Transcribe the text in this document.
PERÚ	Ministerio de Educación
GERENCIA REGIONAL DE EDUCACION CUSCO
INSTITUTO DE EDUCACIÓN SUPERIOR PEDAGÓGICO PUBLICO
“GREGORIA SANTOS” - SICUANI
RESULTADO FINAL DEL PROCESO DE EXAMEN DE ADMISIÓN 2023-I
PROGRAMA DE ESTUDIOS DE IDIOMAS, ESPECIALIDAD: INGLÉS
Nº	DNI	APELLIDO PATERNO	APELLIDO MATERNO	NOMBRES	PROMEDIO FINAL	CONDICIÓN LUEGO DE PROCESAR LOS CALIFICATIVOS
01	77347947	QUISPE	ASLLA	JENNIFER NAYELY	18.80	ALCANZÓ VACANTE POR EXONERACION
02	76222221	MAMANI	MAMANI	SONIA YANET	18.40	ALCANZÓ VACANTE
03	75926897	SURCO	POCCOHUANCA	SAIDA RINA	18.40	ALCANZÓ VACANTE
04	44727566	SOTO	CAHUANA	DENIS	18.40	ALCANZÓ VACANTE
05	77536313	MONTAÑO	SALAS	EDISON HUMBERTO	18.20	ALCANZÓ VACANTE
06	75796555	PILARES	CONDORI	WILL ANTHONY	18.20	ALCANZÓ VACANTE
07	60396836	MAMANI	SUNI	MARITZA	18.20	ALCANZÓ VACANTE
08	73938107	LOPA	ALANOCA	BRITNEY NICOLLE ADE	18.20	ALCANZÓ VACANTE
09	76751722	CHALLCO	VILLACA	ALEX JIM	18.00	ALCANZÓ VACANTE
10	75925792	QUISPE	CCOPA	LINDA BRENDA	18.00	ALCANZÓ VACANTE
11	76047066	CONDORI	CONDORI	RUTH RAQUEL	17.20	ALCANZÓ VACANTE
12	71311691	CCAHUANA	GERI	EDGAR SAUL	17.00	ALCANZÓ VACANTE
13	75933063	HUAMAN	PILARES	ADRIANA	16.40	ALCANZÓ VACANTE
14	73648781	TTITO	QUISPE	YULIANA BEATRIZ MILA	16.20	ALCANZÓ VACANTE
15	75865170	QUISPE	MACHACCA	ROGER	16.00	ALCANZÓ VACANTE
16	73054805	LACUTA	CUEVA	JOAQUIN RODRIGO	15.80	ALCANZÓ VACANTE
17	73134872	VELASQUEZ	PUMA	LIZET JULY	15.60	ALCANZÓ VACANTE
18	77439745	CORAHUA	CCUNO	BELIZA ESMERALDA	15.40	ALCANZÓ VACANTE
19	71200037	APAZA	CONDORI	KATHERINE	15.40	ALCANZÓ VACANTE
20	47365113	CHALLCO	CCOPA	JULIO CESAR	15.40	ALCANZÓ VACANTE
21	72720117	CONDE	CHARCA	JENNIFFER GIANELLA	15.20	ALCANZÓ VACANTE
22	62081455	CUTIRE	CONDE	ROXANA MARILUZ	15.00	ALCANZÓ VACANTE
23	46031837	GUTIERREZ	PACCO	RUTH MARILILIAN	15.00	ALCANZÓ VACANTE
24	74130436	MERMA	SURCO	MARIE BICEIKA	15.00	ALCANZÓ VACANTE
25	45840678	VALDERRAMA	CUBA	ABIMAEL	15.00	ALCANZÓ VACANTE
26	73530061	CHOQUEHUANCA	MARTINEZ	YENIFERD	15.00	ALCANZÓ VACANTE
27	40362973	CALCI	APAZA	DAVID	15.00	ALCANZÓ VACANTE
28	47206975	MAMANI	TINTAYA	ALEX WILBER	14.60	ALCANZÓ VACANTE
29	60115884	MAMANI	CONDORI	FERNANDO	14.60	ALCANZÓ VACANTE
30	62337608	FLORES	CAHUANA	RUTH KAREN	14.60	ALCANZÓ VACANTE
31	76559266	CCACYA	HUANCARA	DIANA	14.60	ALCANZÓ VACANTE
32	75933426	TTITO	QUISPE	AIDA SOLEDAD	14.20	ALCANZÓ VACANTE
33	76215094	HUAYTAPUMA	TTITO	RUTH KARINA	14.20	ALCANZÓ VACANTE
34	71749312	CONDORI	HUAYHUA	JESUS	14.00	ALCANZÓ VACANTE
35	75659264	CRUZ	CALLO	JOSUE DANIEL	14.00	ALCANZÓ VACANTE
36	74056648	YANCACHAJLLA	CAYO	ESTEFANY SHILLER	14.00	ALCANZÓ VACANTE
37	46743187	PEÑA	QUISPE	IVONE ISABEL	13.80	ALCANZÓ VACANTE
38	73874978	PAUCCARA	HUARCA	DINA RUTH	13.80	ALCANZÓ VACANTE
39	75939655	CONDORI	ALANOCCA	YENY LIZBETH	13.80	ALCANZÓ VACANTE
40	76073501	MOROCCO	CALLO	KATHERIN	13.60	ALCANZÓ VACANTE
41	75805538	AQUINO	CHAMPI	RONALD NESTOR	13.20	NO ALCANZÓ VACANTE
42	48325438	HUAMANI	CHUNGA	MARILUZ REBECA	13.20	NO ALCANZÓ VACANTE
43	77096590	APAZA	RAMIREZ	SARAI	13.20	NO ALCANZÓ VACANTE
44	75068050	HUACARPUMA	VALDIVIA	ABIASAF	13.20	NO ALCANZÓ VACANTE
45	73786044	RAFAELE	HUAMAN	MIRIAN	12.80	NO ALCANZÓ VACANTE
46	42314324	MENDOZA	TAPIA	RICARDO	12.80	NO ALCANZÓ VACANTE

==================================================

[Aim]: Find each line with the string "CCOPA" and copy it out.

[The answer]:
10	75925792	QUISPE	CCOPA	LINDA BRENDA	18.00	ALCANZÓ VACANTE
20	47365113	CHALLCO	CCOPA	JULIO CESAR	15.40	ALCANZÓ VACANTE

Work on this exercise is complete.